Como personaje literario, Jakob von Gunten no carece de precedentes. En el placer que encuentra cuestionando sus propios motivos nos recuerda al hombre del subsuelo de Dostoievski y, tras él, al Jean Jacques Rousseau de las Confesiones. Pero –como ha señalado Marthe Robert, la primera traductora de Walser al francés–, en Jakob también hay algo del protagonista de los relatos tradicionales del folclore alemán, algo del muchacho que entra al castillo del gigante y triunfa a pesar de todos los obstáculos. Franz Kafka, al principio de su carrera, admiraba el trabajo de Walser (Max Brod recuerda con qué deleite leía Kafka en voz alta los sketches humorísticos de Walser).
En Kafka también se encuentran ecos de la prosa de Walser, con su lúcido diseño sintáctico, sus yuxtaposiciones casuales elevadas con lo banal, y la lógica extrañamente convincente de sus paradojas. Aquí está Jakob en estado de ánimo reflexivo:
Nosotros usamos uniformes. Ahora, usar uniformes al mismo tiempo nos humilla y nos exalta. Lucimos como gente sin libertad, y eso es posiblemente una desgracia, pero también lucimos agradables con nuestros uniformes y eso nos separa de la profunda desgracia de aquellas personas que dan vueltas con su propia ropa. Para mí, por ejemplo, usar uniforme es muy placentero porque antes nunca sabía qué ponerme. Incluso en estas ropas, por el momento, sigo siendo un misterio para mí mismo.

+ + + + +

Instrucción de trabajo 1: Según el fragmento sobre Jakob von Gunten, ¿quién fue la primera traductora de Walser al francés?
Instrucción de trabajo 2: Continúa el fragmento sobre Jakob von Gunten a partir de su última oración.
Las filas no son necesarias para resolver nada.

+ + + + +

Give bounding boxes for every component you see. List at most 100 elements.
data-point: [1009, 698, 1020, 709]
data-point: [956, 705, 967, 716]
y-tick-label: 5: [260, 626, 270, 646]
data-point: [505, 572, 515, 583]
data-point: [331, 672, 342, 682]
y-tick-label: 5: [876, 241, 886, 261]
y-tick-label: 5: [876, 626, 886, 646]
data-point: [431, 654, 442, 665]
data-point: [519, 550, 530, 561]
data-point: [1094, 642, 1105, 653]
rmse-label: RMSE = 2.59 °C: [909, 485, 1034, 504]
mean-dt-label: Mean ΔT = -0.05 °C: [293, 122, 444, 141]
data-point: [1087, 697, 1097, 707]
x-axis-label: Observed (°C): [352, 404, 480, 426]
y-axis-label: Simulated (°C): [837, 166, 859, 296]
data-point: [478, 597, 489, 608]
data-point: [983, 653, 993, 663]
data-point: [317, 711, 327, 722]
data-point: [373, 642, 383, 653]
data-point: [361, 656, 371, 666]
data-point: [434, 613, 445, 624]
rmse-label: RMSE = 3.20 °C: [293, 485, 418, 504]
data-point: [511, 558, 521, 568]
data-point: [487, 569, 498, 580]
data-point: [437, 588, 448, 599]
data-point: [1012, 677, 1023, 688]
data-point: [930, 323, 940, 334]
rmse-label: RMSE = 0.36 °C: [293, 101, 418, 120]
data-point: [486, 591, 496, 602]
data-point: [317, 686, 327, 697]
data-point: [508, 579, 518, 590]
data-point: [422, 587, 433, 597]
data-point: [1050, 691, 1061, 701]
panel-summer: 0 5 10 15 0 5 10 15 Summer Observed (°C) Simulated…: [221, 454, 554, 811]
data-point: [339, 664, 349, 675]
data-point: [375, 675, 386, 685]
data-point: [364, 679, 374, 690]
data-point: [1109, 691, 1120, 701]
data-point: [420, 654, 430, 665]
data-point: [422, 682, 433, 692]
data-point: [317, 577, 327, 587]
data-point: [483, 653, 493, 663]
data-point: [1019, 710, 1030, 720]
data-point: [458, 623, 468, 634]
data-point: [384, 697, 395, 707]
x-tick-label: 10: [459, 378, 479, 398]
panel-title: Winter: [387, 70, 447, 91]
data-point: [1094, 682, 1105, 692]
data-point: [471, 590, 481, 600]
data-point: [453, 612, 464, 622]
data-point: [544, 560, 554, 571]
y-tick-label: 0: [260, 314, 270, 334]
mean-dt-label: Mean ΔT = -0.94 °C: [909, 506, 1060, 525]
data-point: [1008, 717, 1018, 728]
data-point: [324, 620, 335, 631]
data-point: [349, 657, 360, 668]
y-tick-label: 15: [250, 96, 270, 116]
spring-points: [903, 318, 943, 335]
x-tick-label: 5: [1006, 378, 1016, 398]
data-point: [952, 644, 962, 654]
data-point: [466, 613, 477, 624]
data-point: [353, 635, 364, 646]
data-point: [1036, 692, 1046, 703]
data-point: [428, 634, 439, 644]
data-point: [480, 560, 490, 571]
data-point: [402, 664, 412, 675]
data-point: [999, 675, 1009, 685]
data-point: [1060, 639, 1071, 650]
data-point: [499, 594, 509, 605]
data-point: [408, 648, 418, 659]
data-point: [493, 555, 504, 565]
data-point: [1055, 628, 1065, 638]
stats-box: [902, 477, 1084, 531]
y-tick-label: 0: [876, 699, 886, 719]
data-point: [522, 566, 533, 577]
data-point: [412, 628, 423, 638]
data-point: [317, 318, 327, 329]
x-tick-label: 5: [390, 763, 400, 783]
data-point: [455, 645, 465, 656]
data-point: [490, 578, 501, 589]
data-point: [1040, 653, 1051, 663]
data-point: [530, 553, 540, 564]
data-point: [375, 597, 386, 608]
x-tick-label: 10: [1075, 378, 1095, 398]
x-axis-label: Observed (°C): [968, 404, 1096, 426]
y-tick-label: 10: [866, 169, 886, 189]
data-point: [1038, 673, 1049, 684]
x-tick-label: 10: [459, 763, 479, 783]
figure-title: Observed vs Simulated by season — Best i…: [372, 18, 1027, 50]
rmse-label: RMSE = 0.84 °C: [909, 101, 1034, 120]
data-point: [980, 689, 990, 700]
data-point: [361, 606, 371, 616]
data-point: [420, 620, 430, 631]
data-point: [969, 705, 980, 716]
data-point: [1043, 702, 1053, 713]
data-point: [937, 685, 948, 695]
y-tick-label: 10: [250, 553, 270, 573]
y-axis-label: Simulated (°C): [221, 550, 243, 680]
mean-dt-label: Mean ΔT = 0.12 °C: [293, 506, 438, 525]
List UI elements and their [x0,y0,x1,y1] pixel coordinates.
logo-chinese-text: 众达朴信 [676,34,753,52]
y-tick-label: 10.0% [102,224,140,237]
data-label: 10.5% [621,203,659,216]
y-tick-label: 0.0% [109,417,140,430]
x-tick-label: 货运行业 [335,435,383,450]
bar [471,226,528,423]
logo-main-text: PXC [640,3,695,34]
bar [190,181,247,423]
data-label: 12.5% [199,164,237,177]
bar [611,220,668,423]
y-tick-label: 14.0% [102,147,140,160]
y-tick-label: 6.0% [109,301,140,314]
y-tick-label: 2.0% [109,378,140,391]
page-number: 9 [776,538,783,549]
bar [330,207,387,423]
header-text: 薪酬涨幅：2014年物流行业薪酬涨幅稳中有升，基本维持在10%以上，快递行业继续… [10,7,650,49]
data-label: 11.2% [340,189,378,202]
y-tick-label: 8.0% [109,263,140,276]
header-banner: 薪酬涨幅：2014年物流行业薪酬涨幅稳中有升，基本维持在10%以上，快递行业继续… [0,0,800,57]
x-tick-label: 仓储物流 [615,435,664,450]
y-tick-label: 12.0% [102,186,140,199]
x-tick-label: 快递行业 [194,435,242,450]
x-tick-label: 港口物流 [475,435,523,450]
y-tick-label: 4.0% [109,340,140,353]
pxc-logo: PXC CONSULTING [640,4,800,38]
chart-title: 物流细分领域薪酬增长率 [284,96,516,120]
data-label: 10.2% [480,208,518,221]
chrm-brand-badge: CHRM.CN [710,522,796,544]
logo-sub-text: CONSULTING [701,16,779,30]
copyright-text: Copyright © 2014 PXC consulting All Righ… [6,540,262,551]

+ + + + +

Resultado del ejercicio 1: Marthe Robert.

Resultado del ejercicio 2:
¿Cuál es el misterio de Jakob? Walter Benjamin escribió un artículo sobre Walser que resulta llamativo por estar basado en un muy incompleto conocimiento de sus escritos: «Los personajes de Walser son como los de los cuentos de hadas cuando llegan a su fin y tienen que volver a vivir en el mundo real. Hay algo de lacerante, inhumano, e infaliblemente superficial acerca de ellos, como si al haber sido rescatados de la locura (o de un hechizo), debieran andar con cuidado por temor a caer en ella.»
***
En 1913 Walser dejó Berlín y volvió a Suiza, «un autor ridículo y sin éxito» (según sus propias disparatadas palabras). Tomó una habitación en un hotel en la ciudad industrial de Biel, cerca de su hermana, y por los siguientes siete años se ganó la vida precariamente colaborando en folletines literarios y vendiendo sketches a los diarios. Por lo demás, se fue a caminatas largas por el país y cumplió sus obligaciones en la Guardia Nacional. En las colecciones de su poesía y de su prosa corta, que continúan apareciendo, se volvió más y más al paisaje suizo social y natural. Escribió otras dos novelas. El manuscrito de la primera, Theodor, fue perdido por sus editores; la segunda, Tobold, fue destruida por el propio Walser.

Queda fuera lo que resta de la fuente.